◆ **THE PROBLEM**: Pictures stay out; everything else in the records below is copied exactly.

◆ **THE INPUT**:
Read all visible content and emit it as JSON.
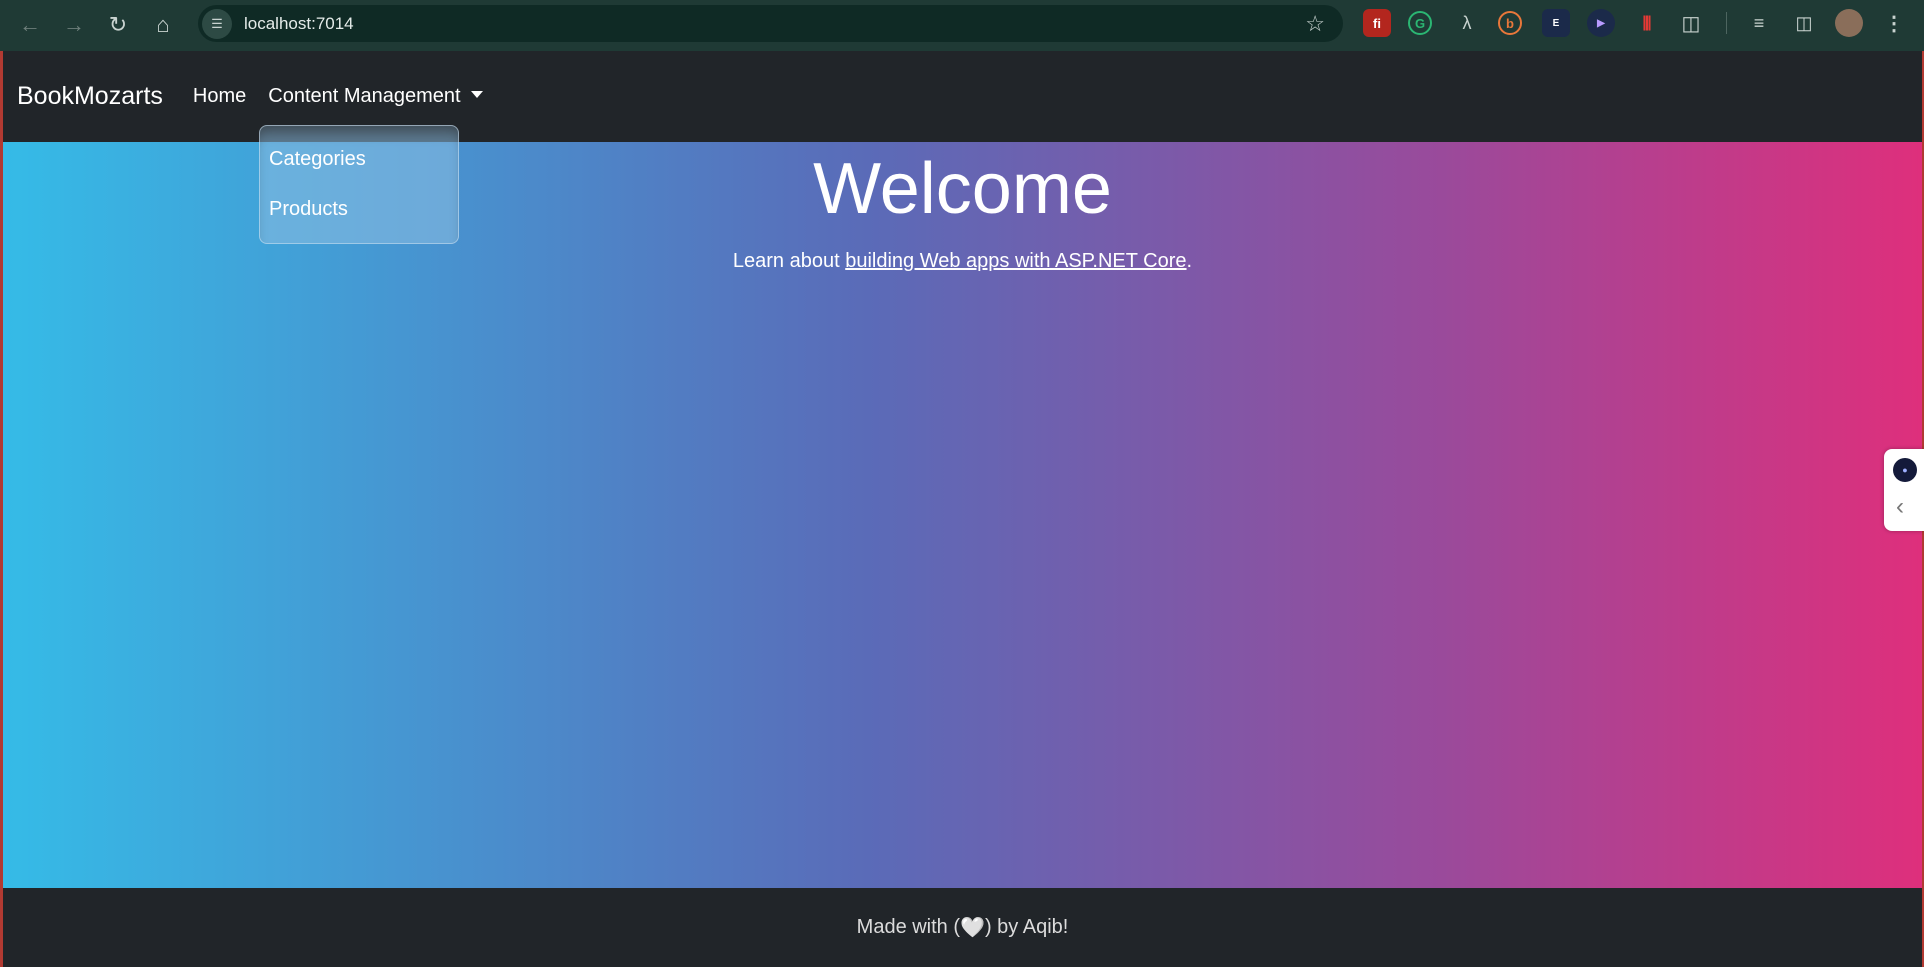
{
  "browser": {
    "url": "localhost:7014",
    "icons": {
      "back": "arrow-left-icon",
      "forward": "arrow-right-icon",
      "reload": "reload-icon",
      "home": "home-icon",
      "site_info": "tune-icon",
      "bookmark": "star-icon"
    },
    "extensions": [
      {
        "name": "fi-extension",
        "glyph": "fi",
        "bg": "#b3261e"
      },
      {
        "name": "grammarly-extension",
        "glyph": "G",
        "bg": "#1e8c5a"
      },
      {
        "name": "signature-extension",
        "glyph": "A",
        "bg": "transparent"
      },
      {
        "name": "b-extension",
        "glyph": "b",
        "bg": "transparent"
      },
      {
        "name": "e-extension",
        "glyph": "E",
        "bg": "#1b2a4a"
      },
      {
        "name": "media-extension",
        "glyph": "▶",
        "bg": "#1b2a4a"
      },
      {
        "name": "audio-extension",
        "glyph": "|||",
        "bg": "transparent"
      },
      {
        "name": "puzzle-extension",
        "glyph": "⧉",
        "bg": "transparent"
      }
    ]
  },
  "navbar": {
    "brand": "BookMozarts",
    "home": "Home",
    "content_management": "Content Management"
  },
  "dropdown": {
    "items": [
      "Categories",
      "Products"
    ]
  },
  "hero": {
    "title": "Welcome",
    "lead_prefix": "Learn about ",
    "lead_link": "building Web apps with ASP.NET Core",
    "lead_suffix": "."
  },
  "footer": {
    "prefix": "Made with (",
    "heart": "🤍",
    "suffix": ") by Aqib!"
  },
  "colors": {
    "navbar_bg": "#212529",
    "gradient_start": "#35bbe7",
    "gradient_end": "#de2f7c"
  }
}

◆ **REPLY TO THE EXERCISE**:
Read all visible content and emit it as JSON.
{
  "browser": {
    "url": "localhost:7014",
    "icons": {
      "back": "arrow-left-icon",
      "forward": "arrow-right-icon",
      "reload": "reload-icon",
      "home": "home-icon",
      "site_info": "tune-icon",
      "bookmark": "star-icon"
    },
    "extensions": [
      {
        "name": "fi-extension",
        "glyph": "fi",
        "bg": "#b3261e"
      },
      {
        "name": "grammarly-extension",
        "glyph": "G",
        "bg": "#1e8c5a"
      },
      {
        "name": "signature-extension",
        "glyph": "A",
        "bg": "transparent"
      },
      {
        "name": "b-extension",
        "glyph": "b",
        "bg": "transparent"
      },
      {
        "name": "e-extension",
        "glyph": "E",
        "bg": "#1b2a4a"
      },
      {
        "name": "media-extension",
        "glyph": "▶",
        "bg": "#1b2a4a"
      },
      {
        "name": "audio-extension",
        "glyph": "|||",
        "bg": "transparent"
      },
      {
        "name": "puzzle-extension",
        "glyph": "⧉",
        "bg": "transparent"
      }
    ]
  },
  "navbar": {
    "brand": "BookMozarts",
    "home": "Home",
    "content_management": "Content Management"
  },
  "dropdown": {
    "items": [
      "Categories",
      "Products"
    ]
  },
  "hero": {
    "title": "Welcome",
    "lead_prefix": "Learn about ",
    "lead_link": "building Web apps with ASP.NET Core",
    "lead_suffix": "."
  },
  "footer": {
    "prefix": "Made with (",
    "heart": "🤍",
    "suffix": ") by Aqib!"
  },
  "colors": {
    "navbar_bg": "#212529",
    "gradient_start": "#35bbe7",
    "gradient_end": "#de2f7c"
  }
}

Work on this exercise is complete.